* Begin *

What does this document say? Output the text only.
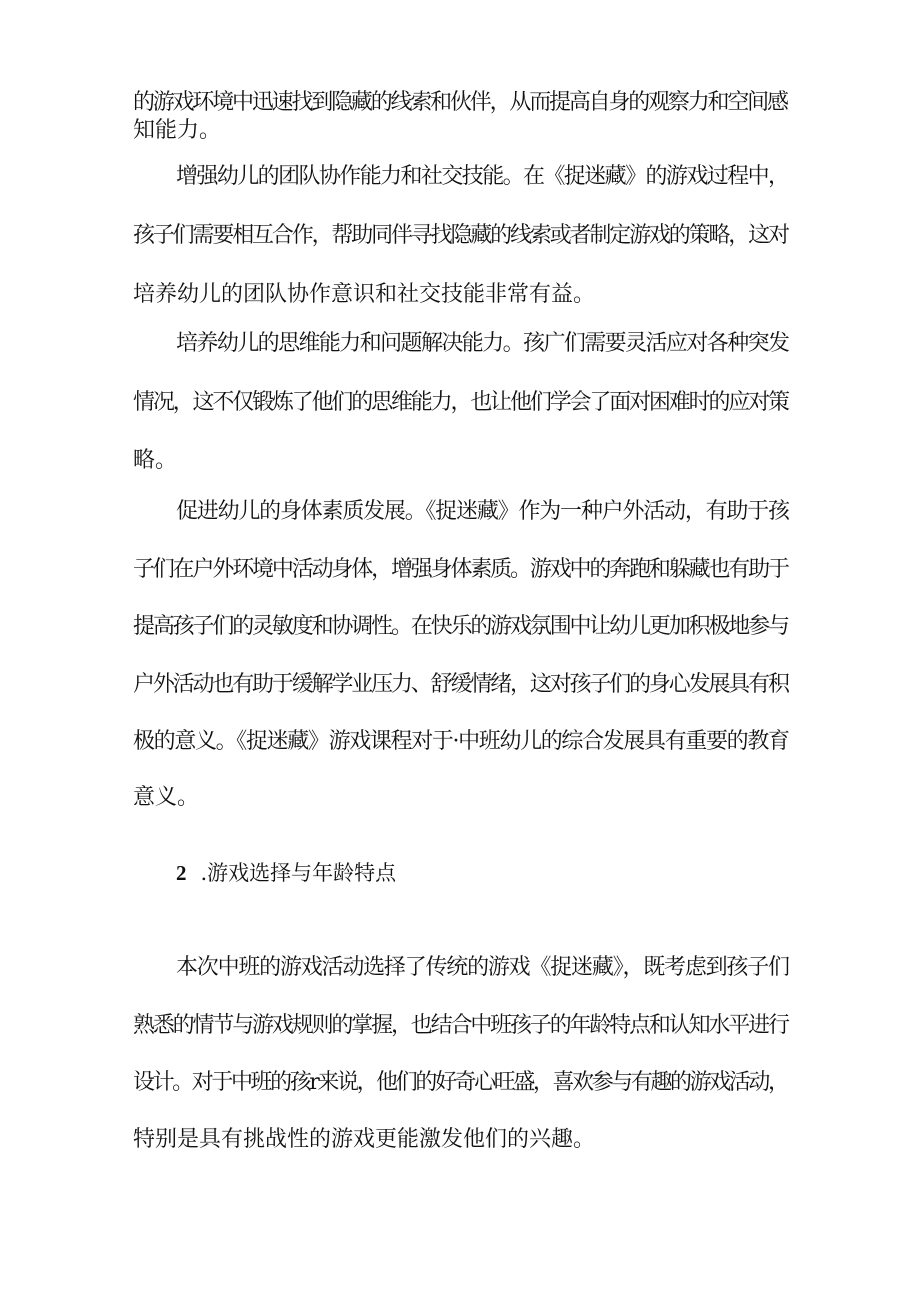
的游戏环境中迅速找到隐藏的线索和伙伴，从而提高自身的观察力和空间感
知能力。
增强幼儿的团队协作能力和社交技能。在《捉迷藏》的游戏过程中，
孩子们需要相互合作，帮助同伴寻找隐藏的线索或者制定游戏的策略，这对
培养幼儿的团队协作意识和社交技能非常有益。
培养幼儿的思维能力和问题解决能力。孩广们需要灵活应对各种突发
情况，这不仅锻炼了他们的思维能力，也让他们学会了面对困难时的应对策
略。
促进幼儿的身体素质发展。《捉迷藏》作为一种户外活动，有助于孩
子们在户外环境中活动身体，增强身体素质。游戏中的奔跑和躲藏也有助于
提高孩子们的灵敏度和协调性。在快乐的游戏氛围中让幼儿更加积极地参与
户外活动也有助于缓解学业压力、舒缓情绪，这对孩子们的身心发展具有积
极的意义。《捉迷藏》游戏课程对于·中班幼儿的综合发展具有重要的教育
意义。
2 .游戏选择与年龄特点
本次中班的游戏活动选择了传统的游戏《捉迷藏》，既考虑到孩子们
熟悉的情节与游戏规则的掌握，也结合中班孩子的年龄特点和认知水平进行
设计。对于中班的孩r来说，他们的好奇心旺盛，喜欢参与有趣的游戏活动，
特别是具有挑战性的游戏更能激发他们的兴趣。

* End *

→ Written exercise
Copy the material above exactly and drop the pictures.

→ Task output
What does this document say? Output the text only.
的游戏环境中迅速找到隐藏的线索和伙伴，从而提高自身的观察力和空间感
知能力。
增强幼儿的团队协作能力和社交技能。在《捉迷藏》的游戏过程中，
孩子们需要相互合作，帮助同伴寻找隐藏的线索或者制定游戏的策略，这对
培养幼儿的团队协作意识和社交技能非常有益。
培养幼儿的思维能力和问题解决能力。孩广们需要灵活应对各种突发
情况，这不仅锻炼了他们的思维能力，也让他们学会了面对困难时的应对策
略。
促进幼儿的身体素质发展。《捉迷藏》作为一种户外活动，有助于孩
子们在户外环境中活动身体，增强身体素质。游戏中的奔跑和躲藏也有助于
提高孩子们的灵敏度和协调性。在快乐的游戏氛围中让幼儿更加积极地参与
户外活动也有助于缓解学业压力、舒缓情绪，这对孩子们的身心发展具有积
极的意义。《捉迷藏》游戏课程对于·中班幼儿的综合发展具有重要的教育
意义。
2 .游戏选择与年龄特点
本次中班的游戏活动选择了传统的游戏《捉迷藏》，既考虑到孩子们
熟悉的情节与游戏规则的掌握，也结合中班孩子的年龄特点和认知水平进行
设计。对于中班的孩r来说，他们的好奇心旺盛，喜欢参与有趣的游戏活动，
特别是具有挑战性的游戏更能激发他们的兴趣。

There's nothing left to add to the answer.